DATA ROWS:
⁂

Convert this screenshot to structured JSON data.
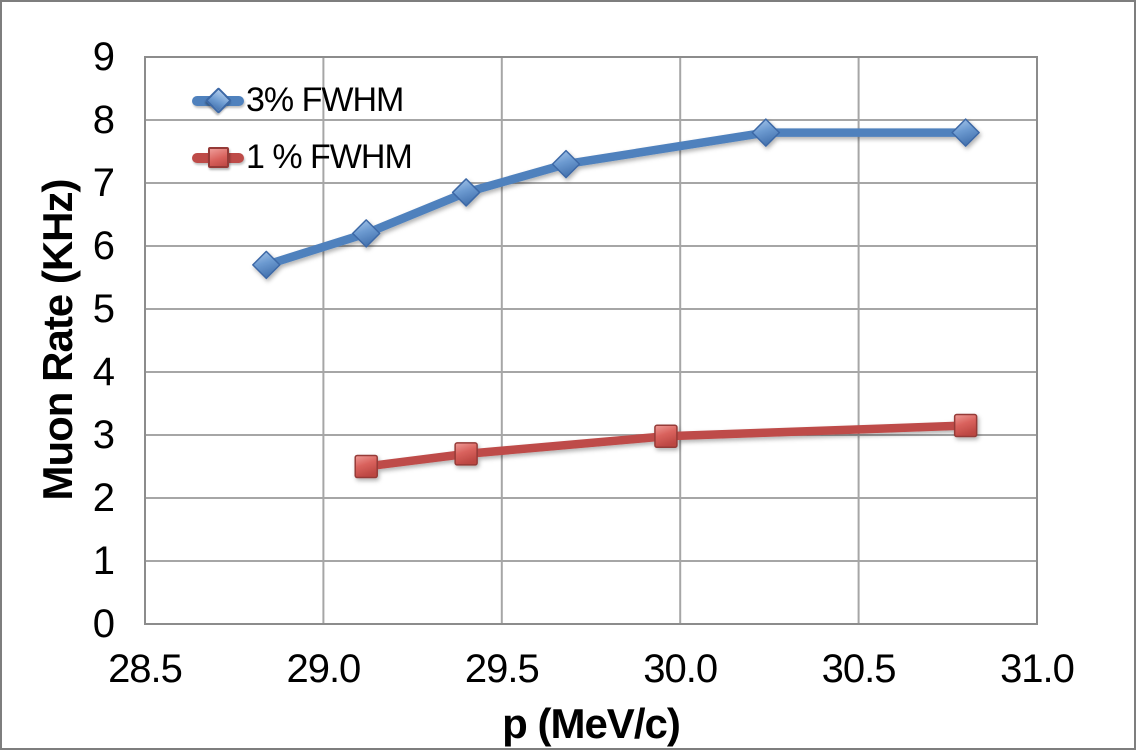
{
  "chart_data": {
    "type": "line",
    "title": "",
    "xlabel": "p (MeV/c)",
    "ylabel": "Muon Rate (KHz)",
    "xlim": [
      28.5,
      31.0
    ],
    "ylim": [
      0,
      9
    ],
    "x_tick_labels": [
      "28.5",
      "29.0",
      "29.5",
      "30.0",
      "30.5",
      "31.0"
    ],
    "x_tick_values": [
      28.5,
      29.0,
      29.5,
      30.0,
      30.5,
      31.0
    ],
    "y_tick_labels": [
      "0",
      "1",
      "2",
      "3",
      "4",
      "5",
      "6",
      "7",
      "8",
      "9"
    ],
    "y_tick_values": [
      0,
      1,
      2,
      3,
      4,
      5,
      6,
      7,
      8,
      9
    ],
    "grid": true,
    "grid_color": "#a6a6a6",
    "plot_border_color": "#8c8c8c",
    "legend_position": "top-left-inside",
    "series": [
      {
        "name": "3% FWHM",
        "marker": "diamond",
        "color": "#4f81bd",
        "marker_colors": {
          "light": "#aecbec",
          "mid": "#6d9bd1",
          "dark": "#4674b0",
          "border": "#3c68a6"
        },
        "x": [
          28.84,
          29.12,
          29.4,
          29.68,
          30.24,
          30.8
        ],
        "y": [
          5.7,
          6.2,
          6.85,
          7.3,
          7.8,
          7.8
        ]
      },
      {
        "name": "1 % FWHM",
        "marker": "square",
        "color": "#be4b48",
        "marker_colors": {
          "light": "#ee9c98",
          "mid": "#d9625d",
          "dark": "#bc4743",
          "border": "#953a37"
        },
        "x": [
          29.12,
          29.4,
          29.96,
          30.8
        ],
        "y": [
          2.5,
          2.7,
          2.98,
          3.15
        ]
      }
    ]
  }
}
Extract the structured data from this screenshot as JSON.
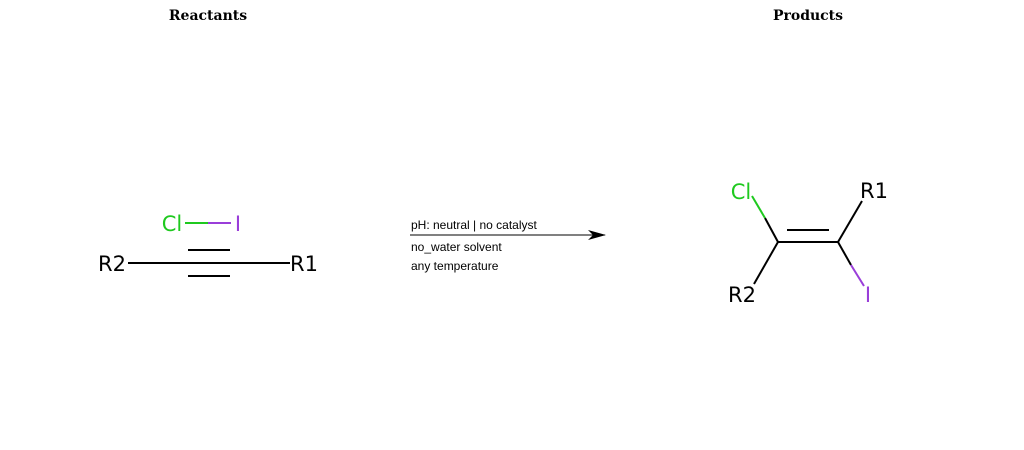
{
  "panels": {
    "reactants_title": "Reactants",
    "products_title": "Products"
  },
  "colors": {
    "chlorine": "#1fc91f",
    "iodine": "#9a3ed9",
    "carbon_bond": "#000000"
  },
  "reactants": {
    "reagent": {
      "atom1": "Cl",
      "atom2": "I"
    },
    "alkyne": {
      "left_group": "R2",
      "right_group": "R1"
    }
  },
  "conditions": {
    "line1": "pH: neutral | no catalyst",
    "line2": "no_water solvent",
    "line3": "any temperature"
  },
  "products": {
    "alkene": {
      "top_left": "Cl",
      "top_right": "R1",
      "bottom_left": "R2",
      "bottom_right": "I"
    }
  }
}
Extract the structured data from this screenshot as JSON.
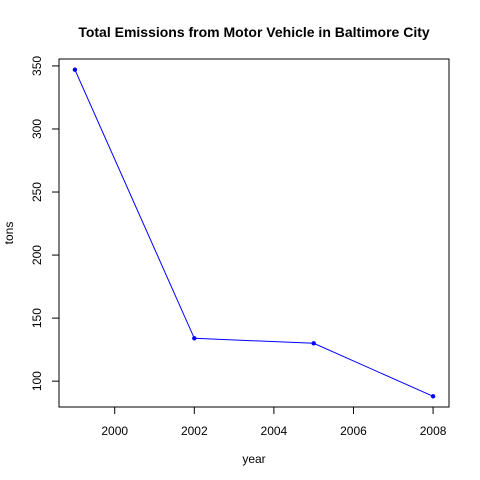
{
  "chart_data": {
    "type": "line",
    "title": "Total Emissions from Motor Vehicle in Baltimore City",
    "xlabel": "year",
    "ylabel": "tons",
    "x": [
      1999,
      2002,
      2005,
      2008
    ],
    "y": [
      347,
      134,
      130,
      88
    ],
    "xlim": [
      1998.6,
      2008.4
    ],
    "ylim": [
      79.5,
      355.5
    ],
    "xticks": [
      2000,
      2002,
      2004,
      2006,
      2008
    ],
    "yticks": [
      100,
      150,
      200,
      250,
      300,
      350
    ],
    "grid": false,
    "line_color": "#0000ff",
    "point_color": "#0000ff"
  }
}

⁂

WHAT THE TASK REQUIRES:
Return the listing above in full and without alteration, excluding its pictures.

EXERCISE RESULT:
Convert this screenshot to structured JSON data.
{
  "chart_data": {
    "type": "line",
    "title": "",
    "xlabel": "p (MeV/c)",
    "ylabel": "Muon Rate (KHz)",
    "xlim": [
      28.5,
      31.0
    ],
    "ylim": [
      0,
      9
    ],
    "x_tick_labels": [
      "28.5",
      "29.0",
      "29.5",
      "30.0",
      "30.5",
      "31.0"
    ],
    "x_tick_values": [
      28.5,
      29.0,
      29.5,
      30.0,
      30.5,
      31.0
    ],
    "y_tick_labels": [
      "0",
      "1",
      "2",
      "3",
      "4",
      "5",
      "6",
      "7",
      "8",
      "9"
    ],
    "y_tick_values": [
      0,
      1,
      2,
      3,
      4,
      5,
      6,
      7,
      8,
      9
    ],
    "grid": true,
    "grid_color": "#a6a6a6",
    "plot_border_color": "#8c8c8c",
    "legend_position": "top-left-inside",
    "series": [
      {
        "name": "3% FWHM",
        "marker": "diamond",
        "color": "#4f81bd",
        "marker_colors": {
          "light": "#aecbec",
          "mid": "#6d9bd1",
          "dark": "#4674b0",
          "border": "#3c68a6"
        },
        "x": [
          28.84,
          29.12,
          29.4,
          29.68,
          30.24,
          30.8
        ],
        "y": [
          5.7,
          6.2,
          6.85,
          7.3,
          7.8,
          7.8
        ]
      },
      {
        "name": "1 % FWHM",
        "marker": "square",
        "color": "#be4b48",
        "marker_colors": {
          "light": "#ee9c98",
          "mid": "#d9625d",
          "dark": "#bc4743",
          "border": "#953a37"
        },
        "x": [
          29.12,
          29.4,
          29.96,
          30.8
        ],
        "y": [
          2.5,
          2.7,
          2.98,
          3.15
        ]
      }
    ]
  }
}
Extract the structured data from this screenshot as JSON.
{
  "panels": {
    "reactants_title": "Reactants",
    "products_title": "Products"
  },
  "colors": {
    "chlorine": "#1fc91f",
    "iodine": "#9a3ed9",
    "carbon_bond": "#000000"
  },
  "reactants": {
    "reagent": {
      "atom1": "Cl",
      "atom2": "I"
    },
    "alkyne": {
      "left_group": "R2",
      "right_group": "R1"
    }
  },
  "conditions": {
    "line1": "pH: neutral | no catalyst",
    "line2": "no_water solvent",
    "line3": "any temperature"
  },
  "products": {
    "alkene": {
      "top_left": "Cl",
      "top_right": "R1",
      "bottom_left": "R2",
      "bottom_right": "I"
    }
  }
}
Extract the structured data from this screenshot as JSON.
{
  "chart_data": {
    "type": "line",
    "title": "Total Emissions from Motor Vehicle in Baltimore City",
    "xlabel": "year",
    "ylabel": "tons",
    "x": [
      1999,
      2002,
      2005,
      2008
    ],
    "y": [
      347,
      134,
      130,
      88
    ],
    "xlim": [
      1998.6,
      2008.4
    ],
    "ylim": [
      79.5,
      355.5
    ],
    "xticks": [
      2000,
      2002,
      2004,
      2006,
      2008
    ],
    "yticks": [
      100,
      150,
      200,
      250,
      300,
      350
    ],
    "grid": false,
    "line_color": "#0000ff",
    "point_color": "#0000ff"
  }
}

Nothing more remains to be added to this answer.